--- Start of Record list ---
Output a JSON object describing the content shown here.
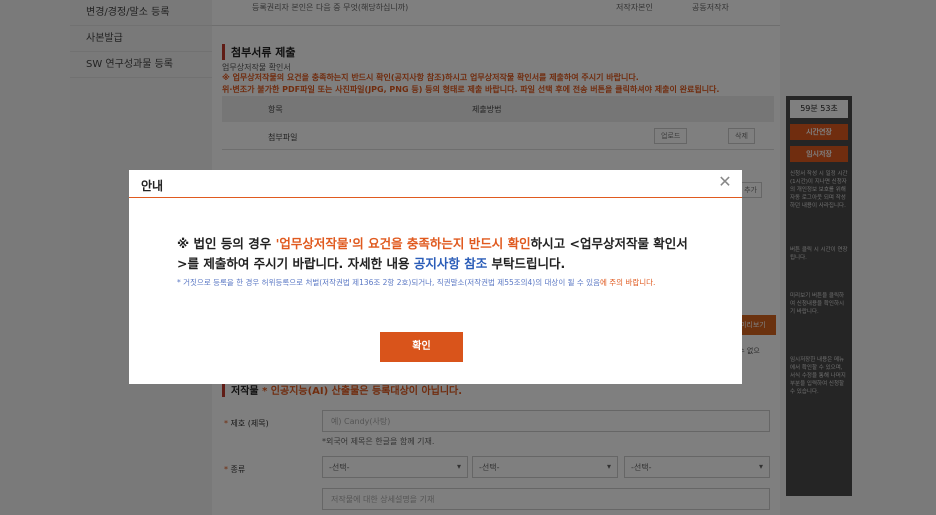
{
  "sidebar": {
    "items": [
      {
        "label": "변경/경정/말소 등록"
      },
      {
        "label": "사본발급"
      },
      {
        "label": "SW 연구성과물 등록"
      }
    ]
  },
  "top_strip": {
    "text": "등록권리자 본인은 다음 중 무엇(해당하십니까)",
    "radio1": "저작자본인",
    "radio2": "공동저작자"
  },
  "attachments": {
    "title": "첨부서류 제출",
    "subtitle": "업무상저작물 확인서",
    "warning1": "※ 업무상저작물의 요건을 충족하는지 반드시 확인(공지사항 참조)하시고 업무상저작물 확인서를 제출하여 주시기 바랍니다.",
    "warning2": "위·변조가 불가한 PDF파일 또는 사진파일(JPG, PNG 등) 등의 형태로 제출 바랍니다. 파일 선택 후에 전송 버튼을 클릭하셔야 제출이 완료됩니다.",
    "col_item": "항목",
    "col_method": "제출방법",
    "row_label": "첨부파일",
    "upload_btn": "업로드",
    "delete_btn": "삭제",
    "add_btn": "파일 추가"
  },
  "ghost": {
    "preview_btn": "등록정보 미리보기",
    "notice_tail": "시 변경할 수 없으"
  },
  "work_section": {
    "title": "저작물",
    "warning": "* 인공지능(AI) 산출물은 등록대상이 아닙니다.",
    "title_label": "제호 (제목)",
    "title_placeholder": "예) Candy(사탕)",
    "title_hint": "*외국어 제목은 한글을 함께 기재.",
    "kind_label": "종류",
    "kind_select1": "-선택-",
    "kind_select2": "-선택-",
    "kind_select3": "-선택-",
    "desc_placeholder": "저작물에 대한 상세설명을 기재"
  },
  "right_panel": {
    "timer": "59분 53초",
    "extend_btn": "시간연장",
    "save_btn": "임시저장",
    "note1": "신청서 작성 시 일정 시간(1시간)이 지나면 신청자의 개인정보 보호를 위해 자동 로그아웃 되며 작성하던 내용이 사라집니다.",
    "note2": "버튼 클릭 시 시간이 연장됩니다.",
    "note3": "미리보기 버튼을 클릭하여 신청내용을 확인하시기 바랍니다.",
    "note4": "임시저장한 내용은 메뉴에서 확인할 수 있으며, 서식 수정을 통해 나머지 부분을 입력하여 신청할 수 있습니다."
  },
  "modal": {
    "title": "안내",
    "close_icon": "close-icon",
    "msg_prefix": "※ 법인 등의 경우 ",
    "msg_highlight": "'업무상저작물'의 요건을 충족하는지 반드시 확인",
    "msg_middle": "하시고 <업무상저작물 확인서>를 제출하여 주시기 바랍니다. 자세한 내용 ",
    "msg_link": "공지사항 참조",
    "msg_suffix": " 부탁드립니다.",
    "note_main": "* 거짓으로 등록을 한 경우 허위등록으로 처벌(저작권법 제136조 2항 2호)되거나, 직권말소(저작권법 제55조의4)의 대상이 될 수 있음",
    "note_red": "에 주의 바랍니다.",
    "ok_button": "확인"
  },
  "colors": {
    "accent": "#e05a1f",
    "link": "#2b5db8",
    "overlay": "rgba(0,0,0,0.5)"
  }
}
--- End of Record list ---
> Aim of the exercise
Copy every line of the data word for word, omitting the images.

> Task result
Output a JSON object describing the content shown here.
{
  "sidebar": {
    "items": [
      {
        "label": "변경/경정/말소 등록"
      },
      {
        "label": "사본발급"
      },
      {
        "label": "SW 연구성과물 등록"
      }
    ]
  },
  "top_strip": {
    "text": "등록권리자 본인은 다음 중 무엇(해당하십니까)",
    "radio1": "저작자본인",
    "radio2": "공동저작자"
  },
  "attachments": {
    "title": "첨부서류 제출",
    "subtitle": "업무상저작물 확인서",
    "warning1": "※ 업무상저작물의 요건을 충족하는지 반드시 확인(공지사항 참조)하시고 업무상저작물 확인서를 제출하여 주시기 바랍니다.",
    "warning2": "위·변조가 불가한 PDF파일 또는 사진파일(JPG, PNG 등) 등의 형태로 제출 바랍니다. 파일 선택 후에 전송 버튼을 클릭하셔야 제출이 완료됩니다.",
    "col_item": "항목",
    "col_method": "제출방법",
    "row_label": "첨부파일",
    "upload_btn": "업로드",
    "delete_btn": "삭제",
    "add_btn": "파일 추가"
  },
  "ghost": {
    "preview_btn": "등록정보 미리보기",
    "notice_tail": "시 변경할 수 없으"
  },
  "work_section": {
    "title": "저작물",
    "warning": "* 인공지능(AI) 산출물은 등록대상이 아닙니다.",
    "title_label": "제호 (제목)",
    "title_placeholder": "예) Candy(사탕)",
    "title_hint": "*외국어 제목은 한글을 함께 기재.",
    "kind_label": "종류",
    "kind_select1": "-선택-",
    "kind_select2": "-선택-",
    "kind_select3": "-선택-",
    "desc_placeholder": "저작물에 대한 상세설명을 기재"
  },
  "right_panel": {
    "timer": "59분 53초",
    "extend_btn": "시간연장",
    "save_btn": "임시저장",
    "note1": "신청서 작성 시 일정 시간(1시간)이 지나면 신청자의 개인정보 보호를 위해 자동 로그아웃 되며 작성하던 내용이 사라집니다.",
    "note2": "버튼 클릭 시 시간이 연장됩니다.",
    "note3": "미리보기 버튼을 클릭하여 신청내용을 확인하시기 바랍니다.",
    "note4": "임시저장한 내용은 메뉴에서 확인할 수 있으며, 서식 수정을 통해 나머지 부분을 입력하여 신청할 수 있습니다."
  },
  "modal": {
    "title": "안내",
    "close_icon": "close-icon",
    "msg_prefix": "※ 법인 등의 경우 ",
    "msg_highlight": "'업무상저작물'의 요건을 충족하는지 반드시 확인",
    "msg_middle": "하시고 <업무상저작물 확인서>를 제출하여 주시기 바랍니다. 자세한 내용 ",
    "msg_link": "공지사항 참조",
    "msg_suffix": " 부탁드립니다.",
    "note_main": "* 거짓으로 등록을 한 경우 허위등록으로 처벌(저작권법 제136조 2항 2호)되거나, 직권말소(저작권법 제55조의4)의 대상이 될 수 있음",
    "note_red": "에 주의 바랍니다.",
    "ok_button": "확인"
  },
  "colors": {
    "accent": "#e05a1f",
    "link": "#2b5db8",
    "overlay": "rgba(0,0,0,0.5)"
  }
}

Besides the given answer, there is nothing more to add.